Exercise goal =
Would you print every entry exactly as it appears?
Entries shown section start
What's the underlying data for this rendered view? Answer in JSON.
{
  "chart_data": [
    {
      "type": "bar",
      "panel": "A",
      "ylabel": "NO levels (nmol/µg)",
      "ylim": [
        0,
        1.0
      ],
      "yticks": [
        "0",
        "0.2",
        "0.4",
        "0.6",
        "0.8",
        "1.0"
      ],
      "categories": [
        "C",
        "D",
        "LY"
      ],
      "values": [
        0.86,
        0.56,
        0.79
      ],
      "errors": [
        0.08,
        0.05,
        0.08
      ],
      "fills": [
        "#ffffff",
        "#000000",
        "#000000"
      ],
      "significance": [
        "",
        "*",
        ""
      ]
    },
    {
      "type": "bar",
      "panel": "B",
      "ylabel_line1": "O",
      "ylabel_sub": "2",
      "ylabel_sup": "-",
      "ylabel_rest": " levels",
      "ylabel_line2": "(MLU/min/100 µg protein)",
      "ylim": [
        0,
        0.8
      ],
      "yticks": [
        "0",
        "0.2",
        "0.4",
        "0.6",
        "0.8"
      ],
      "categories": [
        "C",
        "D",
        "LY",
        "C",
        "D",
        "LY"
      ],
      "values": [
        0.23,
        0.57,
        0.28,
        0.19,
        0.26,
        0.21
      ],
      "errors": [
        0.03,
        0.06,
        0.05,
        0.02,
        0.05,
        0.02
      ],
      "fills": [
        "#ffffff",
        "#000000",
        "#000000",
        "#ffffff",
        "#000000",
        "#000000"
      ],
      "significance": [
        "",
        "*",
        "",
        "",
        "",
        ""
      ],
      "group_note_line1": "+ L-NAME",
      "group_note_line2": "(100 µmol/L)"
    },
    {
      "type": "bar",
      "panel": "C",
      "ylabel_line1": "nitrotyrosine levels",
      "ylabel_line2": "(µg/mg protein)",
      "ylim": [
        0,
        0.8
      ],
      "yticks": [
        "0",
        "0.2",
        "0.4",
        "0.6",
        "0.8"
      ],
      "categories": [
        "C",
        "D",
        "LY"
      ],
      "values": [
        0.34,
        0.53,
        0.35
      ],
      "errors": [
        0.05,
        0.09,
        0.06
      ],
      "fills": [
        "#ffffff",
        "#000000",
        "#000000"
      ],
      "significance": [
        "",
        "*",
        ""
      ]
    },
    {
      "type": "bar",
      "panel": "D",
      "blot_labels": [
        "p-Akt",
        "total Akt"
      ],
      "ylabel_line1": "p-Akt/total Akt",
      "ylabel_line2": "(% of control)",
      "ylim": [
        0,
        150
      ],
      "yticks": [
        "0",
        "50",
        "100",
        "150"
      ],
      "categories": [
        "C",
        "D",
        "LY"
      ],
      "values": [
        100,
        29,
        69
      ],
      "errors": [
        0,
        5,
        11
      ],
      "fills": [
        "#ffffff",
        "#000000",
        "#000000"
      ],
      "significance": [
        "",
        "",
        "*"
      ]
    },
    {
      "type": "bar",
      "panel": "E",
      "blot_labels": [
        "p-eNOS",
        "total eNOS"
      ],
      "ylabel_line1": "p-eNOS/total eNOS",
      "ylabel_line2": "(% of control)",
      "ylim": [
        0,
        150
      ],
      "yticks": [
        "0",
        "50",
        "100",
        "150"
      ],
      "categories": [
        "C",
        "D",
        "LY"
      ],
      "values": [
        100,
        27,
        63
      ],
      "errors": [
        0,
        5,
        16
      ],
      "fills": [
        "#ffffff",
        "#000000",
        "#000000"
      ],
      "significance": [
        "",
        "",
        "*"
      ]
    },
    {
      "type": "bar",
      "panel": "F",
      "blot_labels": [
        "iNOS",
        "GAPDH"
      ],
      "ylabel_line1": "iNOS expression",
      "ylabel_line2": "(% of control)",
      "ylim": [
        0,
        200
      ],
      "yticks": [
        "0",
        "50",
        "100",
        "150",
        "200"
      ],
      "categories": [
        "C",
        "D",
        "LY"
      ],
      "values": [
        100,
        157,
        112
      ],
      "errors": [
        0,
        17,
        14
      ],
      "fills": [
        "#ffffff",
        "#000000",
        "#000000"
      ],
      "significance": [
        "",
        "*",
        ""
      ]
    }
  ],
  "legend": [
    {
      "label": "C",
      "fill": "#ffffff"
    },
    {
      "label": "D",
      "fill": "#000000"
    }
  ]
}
Entries shown section end
Task result =
What's the underlying data for this rendered view? Answer in JSON.
{
  "chart_data": [
    {
      "type": "bar",
      "panel": "A",
      "ylabel": "NO levels (nmol/µg)",
      "ylim": [
        0,
        1.0
      ],
      "yticks": [
        "0",
        "0.2",
        "0.4",
        "0.6",
        "0.8",
        "1.0"
      ],
      "categories": [
        "C",
        "D",
        "LY"
      ],
      "values": [
        0.86,
        0.56,
        0.79
      ],
      "errors": [
        0.08,
        0.05,
        0.08
      ],
      "fills": [
        "#ffffff",
        "#000000",
        "#000000"
      ],
      "significance": [
        "",
        "*",
        ""
      ]
    },
    {
      "type": "bar",
      "panel": "B",
      "ylabel_line1": "O",
      "ylabel_sub": "2",
      "ylabel_sup": "-",
      "ylabel_rest": " levels",
      "ylabel_line2": "(MLU/min/100 µg protein)",
      "ylim": [
        0,
        0.8
      ],
      "yticks": [
        "0",
        "0.2",
        "0.4",
        "0.6",
        "0.8"
      ],
      "categories": [
        "C",
        "D",
        "LY",
        "C",
        "D",
        "LY"
      ],
      "values": [
        0.23,
        0.57,
        0.28,
        0.19,
        0.26,
        0.21
      ],
      "errors": [
        0.03,
        0.06,
        0.05,
        0.02,
        0.05,
        0.02
      ],
      "fills": [
        "#ffffff",
        "#000000",
        "#000000",
        "#ffffff",
        "#000000",
        "#000000"
      ],
      "significance": [
        "",
        "*",
        "",
        "",
        "",
        ""
      ],
      "group_note_line1": "+ L-NAME",
      "group_note_line2": "(100 µmol/L)"
    },
    {
      "type": "bar",
      "panel": "C",
      "ylabel_line1": "nitrotyrosine levels",
      "ylabel_line2": "(µg/mg protein)",
      "ylim": [
        0,
        0.8
      ],
      "yticks": [
        "0",
        "0.2",
        "0.4",
        "0.6",
        "0.8"
      ],
      "categories": [
        "C",
        "D",
        "LY"
      ],
      "values": [
        0.34,
        0.53,
        0.35
      ],
      "errors": [
        0.05,
        0.09,
        0.06
      ],
      "fills": [
        "#ffffff",
        "#000000",
        "#000000"
      ],
      "significance": [
        "",
        "*",
        ""
      ]
    },
    {
      "type": "bar",
      "panel": "D",
      "blot_labels": [
        "p-Akt",
        "total Akt"
      ],
      "ylabel_line1": "p-Akt/total Akt",
      "ylabel_line2": "(% of control)",
      "ylim": [
        0,
        150
      ],
      "yticks": [
        "0",
        "50",
        "100",
        "150"
      ],
      "categories": [
        "C",
        "D",
        "LY"
      ],
      "values": [
        100,
        29,
        69
      ],
      "errors": [
        0,
        5,
        11
      ],
      "fills": [
        "#ffffff",
        "#000000",
        "#000000"
      ],
      "significance": [
        "",
        "",
        "*"
      ]
    },
    {
      "type": "bar",
      "panel": "E",
      "blot_labels": [
        "p-eNOS",
        "total eNOS"
      ],
      "ylabel_line1": "p-eNOS/total eNOS",
      "ylabel_line2": "(% of control)",
      "ylim": [
        0,
        150
      ],
      "yticks": [
        "0",
        "50",
        "100",
        "150"
      ],
      "categories": [
        "C",
        "D",
        "LY"
      ],
      "values": [
        100,
        27,
        63
      ],
      "errors": [
        0,
        5,
        16
      ],
      "fills": [
        "#ffffff",
        "#000000",
        "#000000"
      ],
      "significance": [
        "",
        "",
        "*"
      ]
    },
    {
      "type": "bar",
      "panel": "F",
      "blot_labels": [
        "iNOS",
        "GAPDH"
      ],
      "ylabel_line1": "iNOS expression",
      "ylabel_line2": "(% of control)",
      "ylim": [
        0,
        200
      ],
      "yticks": [
        "0",
        "50",
        "100",
        "150",
        "200"
      ],
      "categories": [
        "C",
        "D",
        "LY"
      ],
      "values": [
        100,
        157,
        112
      ],
      "errors": [
        0,
        17,
        14
      ],
      "fills": [
        "#ffffff",
        "#000000",
        "#000000"
      ],
      "significance": [
        "",
        "*",
        ""
      ]
    }
  ],
  "legend": [
    {
      "label": "C",
      "fill": "#ffffff"
    },
    {
      "label": "D",
      "fill": "#000000"
    }
  ]
}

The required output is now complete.